What the task asks:
Reproduce all of the material word for word.

┏━━

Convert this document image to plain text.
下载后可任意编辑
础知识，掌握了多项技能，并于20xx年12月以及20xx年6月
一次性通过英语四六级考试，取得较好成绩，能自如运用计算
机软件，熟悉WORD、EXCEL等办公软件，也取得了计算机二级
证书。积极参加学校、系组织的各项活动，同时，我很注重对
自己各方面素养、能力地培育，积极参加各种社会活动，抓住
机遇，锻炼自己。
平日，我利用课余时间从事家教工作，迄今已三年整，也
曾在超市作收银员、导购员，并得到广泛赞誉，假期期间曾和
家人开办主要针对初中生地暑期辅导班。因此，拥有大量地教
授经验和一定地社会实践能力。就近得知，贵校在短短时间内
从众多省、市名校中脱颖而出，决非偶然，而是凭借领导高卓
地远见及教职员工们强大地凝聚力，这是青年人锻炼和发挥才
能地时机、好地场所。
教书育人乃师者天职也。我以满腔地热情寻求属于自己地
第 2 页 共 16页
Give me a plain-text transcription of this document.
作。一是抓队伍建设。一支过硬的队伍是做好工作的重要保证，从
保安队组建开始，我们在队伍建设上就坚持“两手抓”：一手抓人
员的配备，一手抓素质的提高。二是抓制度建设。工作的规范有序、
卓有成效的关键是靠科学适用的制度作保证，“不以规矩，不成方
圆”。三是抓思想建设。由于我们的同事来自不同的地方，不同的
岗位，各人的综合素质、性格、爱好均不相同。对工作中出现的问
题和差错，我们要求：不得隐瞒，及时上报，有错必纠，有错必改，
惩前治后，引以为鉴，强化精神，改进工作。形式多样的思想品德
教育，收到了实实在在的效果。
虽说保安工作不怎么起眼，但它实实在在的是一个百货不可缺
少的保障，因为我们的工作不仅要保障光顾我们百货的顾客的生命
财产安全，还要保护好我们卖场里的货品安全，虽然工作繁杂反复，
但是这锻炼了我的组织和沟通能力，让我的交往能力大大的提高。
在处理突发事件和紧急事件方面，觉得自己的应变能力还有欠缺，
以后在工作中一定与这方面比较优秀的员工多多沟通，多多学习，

┗━━

Written solution:
Convert this document image to plain text.
下载后可任意编辑
础知识，掌握了多项技能，并于20xx年12月以及20xx年6月
一次性通过英语四六级考试，取得较好成绩，能自如运用计算
机软件，熟悉WORD、EXCEL等办公软件，也取得了计算机二级
证书。积极参加学校、系组织的各项活动，同时，我很注重对
自己各方面素养、能力地培育，积极参加各种社会活动，抓住
机遇，锻炼自己。
平日，我利用课余时间从事家教工作，迄今已三年整，也
曾在超市作收银员、导购员，并得到广泛赞誉，假期期间曾和
家人开办主要针对初中生地暑期辅导班。因此，拥有大量地教
授经验和一定地社会实践能力。就近得知，贵校在短短时间内
从众多省、市名校中脱颖而出，决非偶然，而是凭借领导高卓
地远见及教职员工们强大地凝聚力，这是青年人锻炼和发挥才
能地时机、好地场所。
教书育人乃师者天职也。我以满腔地热情寻求属于自己地
第 2 页 共 16页
Give me a plain-text transcription of this document.
作。一是抓队伍建设。一支过硬的队伍是做好工作的重要保证，从
保安队组建开始，我们在队伍建设上就坚持“两手抓”：一手抓人
员的配备，一手抓素质的提高。二是抓制度建设。工作的规范有序、
卓有成效的关键是靠科学适用的制度作保证，“不以规矩，不成方
圆”。三是抓思想建设。由于我们的同事来自不同的地方，不同的
岗位，各人的综合素质、性格、爱好均不相同。对工作中出现的问
题和差错，我们要求：不得隐瞒，及时上报，有错必纠，有错必改，
惩前治后，引以为鉴，强化精神，改进工作。形式多样的思想品德
教育，收到了实实在在的效果。
虽说保安工作不怎么起眼，但它实实在在的是一个百货不可缺
少的保障，因为我们的工作不仅要保障光顾我们百货的顾客的生命
财产安全，还要保护好我们卖场里的货品安全，虽然工作繁杂反复，
但是这锻炼了我的组织和沟通能力，让我的交往能力大大的提高。
在处理突发事件和紧急事件方面，觉得自己的应变能力还有欠缺，
以后在工作中一定与这方面比较优秀的员工多多沟通，多多学习，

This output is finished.